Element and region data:
[BEGIN]

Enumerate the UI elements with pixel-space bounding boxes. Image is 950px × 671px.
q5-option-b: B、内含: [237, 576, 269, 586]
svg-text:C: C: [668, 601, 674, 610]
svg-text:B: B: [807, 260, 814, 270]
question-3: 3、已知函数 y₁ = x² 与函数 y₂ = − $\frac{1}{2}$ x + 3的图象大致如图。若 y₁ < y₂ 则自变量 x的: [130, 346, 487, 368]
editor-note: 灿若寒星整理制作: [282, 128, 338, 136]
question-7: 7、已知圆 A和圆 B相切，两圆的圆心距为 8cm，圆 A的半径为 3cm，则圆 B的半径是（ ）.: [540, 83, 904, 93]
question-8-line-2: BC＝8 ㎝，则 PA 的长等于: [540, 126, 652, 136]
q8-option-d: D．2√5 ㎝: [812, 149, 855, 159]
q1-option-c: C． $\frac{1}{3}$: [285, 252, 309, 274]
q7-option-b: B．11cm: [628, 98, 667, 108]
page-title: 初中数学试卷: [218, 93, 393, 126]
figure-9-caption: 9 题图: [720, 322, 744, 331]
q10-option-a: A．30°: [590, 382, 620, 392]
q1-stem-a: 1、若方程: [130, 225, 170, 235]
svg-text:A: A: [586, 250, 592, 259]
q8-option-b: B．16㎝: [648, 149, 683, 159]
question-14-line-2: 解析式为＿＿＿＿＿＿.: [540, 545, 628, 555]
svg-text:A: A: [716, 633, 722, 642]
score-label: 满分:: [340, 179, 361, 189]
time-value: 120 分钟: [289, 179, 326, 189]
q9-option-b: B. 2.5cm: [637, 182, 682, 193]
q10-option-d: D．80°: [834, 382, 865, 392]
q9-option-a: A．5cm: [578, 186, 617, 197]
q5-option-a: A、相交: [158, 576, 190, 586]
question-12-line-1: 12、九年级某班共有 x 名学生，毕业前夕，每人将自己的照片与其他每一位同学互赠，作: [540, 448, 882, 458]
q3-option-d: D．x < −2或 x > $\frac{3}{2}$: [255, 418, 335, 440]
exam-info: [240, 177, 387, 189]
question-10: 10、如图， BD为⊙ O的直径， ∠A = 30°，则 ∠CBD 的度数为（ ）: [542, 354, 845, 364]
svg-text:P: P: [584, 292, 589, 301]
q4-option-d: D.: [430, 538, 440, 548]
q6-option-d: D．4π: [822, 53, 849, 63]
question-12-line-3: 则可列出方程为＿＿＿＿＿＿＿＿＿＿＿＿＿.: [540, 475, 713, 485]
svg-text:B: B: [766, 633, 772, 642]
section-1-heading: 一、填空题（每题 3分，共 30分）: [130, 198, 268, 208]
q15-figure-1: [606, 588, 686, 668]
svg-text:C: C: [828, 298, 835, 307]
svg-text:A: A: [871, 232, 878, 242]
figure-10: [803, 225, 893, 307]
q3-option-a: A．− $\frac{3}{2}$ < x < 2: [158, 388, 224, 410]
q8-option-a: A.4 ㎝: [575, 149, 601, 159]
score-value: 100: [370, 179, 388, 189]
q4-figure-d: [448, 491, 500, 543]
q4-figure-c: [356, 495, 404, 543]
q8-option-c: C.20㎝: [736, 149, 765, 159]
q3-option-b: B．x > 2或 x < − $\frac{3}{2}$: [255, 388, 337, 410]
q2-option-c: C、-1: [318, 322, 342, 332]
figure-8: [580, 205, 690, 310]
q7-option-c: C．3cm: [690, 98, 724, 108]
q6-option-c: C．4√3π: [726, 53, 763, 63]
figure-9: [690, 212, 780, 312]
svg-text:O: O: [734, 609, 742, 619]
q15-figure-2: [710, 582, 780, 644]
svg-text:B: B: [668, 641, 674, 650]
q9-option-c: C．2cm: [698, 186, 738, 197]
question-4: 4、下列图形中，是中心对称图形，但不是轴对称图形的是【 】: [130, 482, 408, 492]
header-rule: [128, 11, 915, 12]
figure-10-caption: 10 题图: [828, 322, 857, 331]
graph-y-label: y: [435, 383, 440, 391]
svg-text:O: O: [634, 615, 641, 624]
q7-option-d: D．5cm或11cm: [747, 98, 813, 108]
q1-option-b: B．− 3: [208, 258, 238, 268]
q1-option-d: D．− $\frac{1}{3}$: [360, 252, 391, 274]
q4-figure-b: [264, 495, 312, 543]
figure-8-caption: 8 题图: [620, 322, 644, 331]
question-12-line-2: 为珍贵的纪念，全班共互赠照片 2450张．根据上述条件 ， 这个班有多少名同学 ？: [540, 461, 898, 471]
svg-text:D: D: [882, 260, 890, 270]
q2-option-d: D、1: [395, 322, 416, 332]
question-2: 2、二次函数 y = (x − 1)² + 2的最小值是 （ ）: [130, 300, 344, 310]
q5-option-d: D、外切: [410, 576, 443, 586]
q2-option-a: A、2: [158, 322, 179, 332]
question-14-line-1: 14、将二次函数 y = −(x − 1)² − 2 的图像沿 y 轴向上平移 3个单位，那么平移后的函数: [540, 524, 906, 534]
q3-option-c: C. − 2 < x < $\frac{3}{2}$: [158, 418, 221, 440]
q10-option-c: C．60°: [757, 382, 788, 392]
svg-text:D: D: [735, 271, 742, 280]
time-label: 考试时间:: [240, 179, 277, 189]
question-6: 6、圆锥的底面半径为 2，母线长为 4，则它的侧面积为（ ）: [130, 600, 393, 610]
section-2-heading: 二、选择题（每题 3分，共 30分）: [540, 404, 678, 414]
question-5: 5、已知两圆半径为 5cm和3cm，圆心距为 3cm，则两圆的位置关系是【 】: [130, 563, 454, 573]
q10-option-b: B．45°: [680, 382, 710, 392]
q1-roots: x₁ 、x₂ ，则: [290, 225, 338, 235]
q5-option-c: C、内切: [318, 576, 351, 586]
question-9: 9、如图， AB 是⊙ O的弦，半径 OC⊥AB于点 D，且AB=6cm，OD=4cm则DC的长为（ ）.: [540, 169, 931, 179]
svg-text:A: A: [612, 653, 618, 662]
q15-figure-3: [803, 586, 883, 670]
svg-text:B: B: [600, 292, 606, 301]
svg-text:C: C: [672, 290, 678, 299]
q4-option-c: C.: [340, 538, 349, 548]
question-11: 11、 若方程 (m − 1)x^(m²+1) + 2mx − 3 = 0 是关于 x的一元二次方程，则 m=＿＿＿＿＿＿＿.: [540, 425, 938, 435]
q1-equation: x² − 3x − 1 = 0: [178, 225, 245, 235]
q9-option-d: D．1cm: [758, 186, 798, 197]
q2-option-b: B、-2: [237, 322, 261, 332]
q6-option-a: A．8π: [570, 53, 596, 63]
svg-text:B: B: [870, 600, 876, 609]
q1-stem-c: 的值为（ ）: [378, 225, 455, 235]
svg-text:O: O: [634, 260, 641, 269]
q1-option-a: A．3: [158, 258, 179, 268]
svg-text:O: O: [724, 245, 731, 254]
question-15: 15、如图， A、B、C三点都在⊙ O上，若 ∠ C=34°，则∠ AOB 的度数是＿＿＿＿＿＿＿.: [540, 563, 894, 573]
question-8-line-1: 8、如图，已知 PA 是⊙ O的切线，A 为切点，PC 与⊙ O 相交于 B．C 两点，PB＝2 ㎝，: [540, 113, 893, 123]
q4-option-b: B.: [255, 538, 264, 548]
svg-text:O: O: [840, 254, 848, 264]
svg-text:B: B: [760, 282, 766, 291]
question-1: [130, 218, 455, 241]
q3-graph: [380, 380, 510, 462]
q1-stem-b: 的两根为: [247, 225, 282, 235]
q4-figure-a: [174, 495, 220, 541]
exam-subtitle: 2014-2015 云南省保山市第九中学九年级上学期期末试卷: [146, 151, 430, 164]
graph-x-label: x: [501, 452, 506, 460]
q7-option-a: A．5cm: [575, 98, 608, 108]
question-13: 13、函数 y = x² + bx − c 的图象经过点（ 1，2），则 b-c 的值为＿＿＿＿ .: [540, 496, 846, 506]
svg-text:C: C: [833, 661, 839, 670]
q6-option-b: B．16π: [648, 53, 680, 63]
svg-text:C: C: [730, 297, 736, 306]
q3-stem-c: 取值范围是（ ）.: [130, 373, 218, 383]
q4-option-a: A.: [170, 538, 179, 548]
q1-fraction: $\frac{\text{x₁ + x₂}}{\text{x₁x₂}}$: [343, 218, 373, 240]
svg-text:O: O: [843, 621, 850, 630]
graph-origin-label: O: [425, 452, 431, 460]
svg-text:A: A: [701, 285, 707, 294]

[END]

WHAT THE TASK ASKS ▸ Could you reproduce the listing, starting at its beginning and ending at the line containing "question-12-line-1: 12、九年级某班共有 x", with "figure-text" substituted for every "svg-text" and nothing else changed?

WRITTEN REPLY ▸
Enumerate the UI elements with pixel-space bounding boxes. Image is 950px × 671px.
q5-option-b: B、内含: [237, 576, 269, 586]
figure-text:C: C: [668, 601, 674, 610]
figure-text:B: B: [807, 260, 814, 270]
question-3: 3、已知函数 y₁ = x² 与函数 y₂ = − $\frac{1}{2}$ x + 3的图象大致如图。若 y₁ < y₂ 则自变量 x的: [130, 346, 487, 368]
editor-note: 灿若寒星整理制作: [282, 128, 338, 136]
question-7: 7、已知圆 A和圆 B相切，两圆的圆心距为 8cm，圆 A的半径为 3cm，则圆 B的半径是（ ）.: [540, 83, 904, 93]
question-8-line-2: BC＝8 ㎝，则 PA 的长等于: [540, 126, 652, 136]
q8-option-d: D．2√5 ㎝: [812, 149, 855, 159]
q1-option-c: C． $\frac{1}{3}$: [285, 252, 309, 274]
q7-option-b: B．11cm: [628, 98, 667, 108]
page-title: 初中数学试卷: [218, 93, 393, 126]
figure-9-caption: 9 题图: [720, 322, 744, 331]
q10-option-a: A．30°: [590, 382, 620, 392]
q1-stem-a: 1、若方程: [130, 225, 170, 235]
figure-text:A: A: [586, 250, 592, 259]
q8-option-b: B．16㎝: [648, 149, 683, 159]
question-14-line-2: 解析式为＿＿＿＿＿＿.: [540, 545, 628, 555]
figure-text:A: A: [716, 633, 722, 642]
score-label: 满分:: [340, 179, 361, 189]
time-value: 120 分钟: [289, 179, 326, 189]
q9-option-b: B. 2.5cm: [637, 182, 682, 193]
q10-option-d: D．80°: [834, 382, 865, 392]
q9-option-a: A．5cm: [578, 186, 617, 197]
q5-option-a: A、相交: [158, 576, 190, 586]
question-12-line-1: 12、九年级某班共有 x 名学生，毕业前夕，每人将自己的照片与其他每一位同学互赠，作: [540, 448, 882, 458]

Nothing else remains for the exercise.